# Exercise goal:
Copy down every line where the string "Difficulty" shows up.

# Input material:
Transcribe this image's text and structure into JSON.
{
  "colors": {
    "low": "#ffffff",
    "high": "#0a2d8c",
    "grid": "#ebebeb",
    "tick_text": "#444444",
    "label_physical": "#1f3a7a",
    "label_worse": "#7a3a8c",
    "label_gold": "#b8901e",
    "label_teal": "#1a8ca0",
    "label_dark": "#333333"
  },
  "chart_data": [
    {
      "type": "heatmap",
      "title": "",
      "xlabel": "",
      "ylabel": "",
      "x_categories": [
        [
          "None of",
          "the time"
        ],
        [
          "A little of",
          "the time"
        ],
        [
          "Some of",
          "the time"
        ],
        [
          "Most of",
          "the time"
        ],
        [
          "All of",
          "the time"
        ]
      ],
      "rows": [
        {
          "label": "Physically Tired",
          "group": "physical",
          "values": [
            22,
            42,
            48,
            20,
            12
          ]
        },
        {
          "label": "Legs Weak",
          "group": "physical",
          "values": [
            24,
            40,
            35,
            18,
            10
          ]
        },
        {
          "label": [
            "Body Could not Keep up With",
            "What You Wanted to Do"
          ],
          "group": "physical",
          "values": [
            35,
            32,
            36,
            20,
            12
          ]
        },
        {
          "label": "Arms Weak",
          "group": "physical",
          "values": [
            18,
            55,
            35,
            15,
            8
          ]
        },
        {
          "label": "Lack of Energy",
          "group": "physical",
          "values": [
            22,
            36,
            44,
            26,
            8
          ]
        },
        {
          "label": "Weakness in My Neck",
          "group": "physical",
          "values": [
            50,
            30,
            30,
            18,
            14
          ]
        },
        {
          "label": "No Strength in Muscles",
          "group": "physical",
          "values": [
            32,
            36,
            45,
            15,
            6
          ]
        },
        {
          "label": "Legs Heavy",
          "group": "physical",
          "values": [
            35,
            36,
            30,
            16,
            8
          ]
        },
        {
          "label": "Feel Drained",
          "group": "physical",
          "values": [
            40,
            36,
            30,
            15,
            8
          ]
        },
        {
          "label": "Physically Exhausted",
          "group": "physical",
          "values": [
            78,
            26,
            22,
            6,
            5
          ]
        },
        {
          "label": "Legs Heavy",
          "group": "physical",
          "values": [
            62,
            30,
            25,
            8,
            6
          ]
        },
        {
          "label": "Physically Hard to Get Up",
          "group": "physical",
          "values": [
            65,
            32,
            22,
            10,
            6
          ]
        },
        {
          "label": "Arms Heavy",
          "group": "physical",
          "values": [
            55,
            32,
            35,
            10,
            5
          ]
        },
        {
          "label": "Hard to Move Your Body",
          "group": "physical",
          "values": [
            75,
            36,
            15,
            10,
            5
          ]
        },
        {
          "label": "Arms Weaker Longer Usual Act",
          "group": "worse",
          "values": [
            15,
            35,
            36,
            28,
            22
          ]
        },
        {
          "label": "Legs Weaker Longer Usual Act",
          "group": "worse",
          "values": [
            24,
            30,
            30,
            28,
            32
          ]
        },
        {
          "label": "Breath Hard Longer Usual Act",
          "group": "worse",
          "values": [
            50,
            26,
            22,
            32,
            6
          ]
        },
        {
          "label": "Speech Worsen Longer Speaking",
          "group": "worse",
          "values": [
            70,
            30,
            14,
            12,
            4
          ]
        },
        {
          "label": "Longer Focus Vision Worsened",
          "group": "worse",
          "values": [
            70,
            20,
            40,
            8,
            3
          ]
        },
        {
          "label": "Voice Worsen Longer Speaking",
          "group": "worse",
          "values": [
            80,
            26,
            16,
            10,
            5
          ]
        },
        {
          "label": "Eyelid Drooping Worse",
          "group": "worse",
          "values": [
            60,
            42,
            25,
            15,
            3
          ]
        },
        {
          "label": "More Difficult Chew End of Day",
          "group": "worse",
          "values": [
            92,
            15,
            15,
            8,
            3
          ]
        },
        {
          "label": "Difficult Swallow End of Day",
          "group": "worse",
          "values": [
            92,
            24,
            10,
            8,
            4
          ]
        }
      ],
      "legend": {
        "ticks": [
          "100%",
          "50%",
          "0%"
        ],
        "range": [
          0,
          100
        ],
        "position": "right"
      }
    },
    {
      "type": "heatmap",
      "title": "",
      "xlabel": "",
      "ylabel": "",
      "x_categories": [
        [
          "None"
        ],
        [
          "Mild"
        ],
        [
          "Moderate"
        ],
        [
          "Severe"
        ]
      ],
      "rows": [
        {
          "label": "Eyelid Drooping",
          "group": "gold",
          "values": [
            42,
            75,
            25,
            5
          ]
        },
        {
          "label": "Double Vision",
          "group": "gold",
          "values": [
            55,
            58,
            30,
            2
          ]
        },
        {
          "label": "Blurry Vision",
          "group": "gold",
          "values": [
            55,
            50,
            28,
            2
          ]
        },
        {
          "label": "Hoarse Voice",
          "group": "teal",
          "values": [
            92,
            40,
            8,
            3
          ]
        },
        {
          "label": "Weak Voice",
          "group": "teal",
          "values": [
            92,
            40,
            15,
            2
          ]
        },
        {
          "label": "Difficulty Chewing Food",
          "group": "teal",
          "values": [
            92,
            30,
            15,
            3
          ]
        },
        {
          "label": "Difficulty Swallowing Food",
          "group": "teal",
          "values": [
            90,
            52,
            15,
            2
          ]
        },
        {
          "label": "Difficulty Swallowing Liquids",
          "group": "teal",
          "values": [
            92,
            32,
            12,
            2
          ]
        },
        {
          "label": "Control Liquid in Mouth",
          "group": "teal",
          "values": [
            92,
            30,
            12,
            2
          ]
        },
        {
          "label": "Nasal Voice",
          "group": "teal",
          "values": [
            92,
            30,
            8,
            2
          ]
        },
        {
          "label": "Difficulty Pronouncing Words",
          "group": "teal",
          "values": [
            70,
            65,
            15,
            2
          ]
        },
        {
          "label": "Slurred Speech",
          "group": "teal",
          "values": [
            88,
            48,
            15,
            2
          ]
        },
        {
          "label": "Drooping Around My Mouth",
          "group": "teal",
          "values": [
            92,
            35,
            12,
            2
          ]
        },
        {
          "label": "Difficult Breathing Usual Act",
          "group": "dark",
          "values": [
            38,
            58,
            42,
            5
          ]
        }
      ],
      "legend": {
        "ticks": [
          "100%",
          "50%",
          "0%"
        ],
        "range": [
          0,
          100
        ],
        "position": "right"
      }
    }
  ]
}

# Complete answer:
          "label": "Difficulty Chewing Food",
          "label": "Difficulty Swallowing Food",
          "label": "Difficulty Swallowing Liquids",
          "label": "Difficulty Pronouncing Words",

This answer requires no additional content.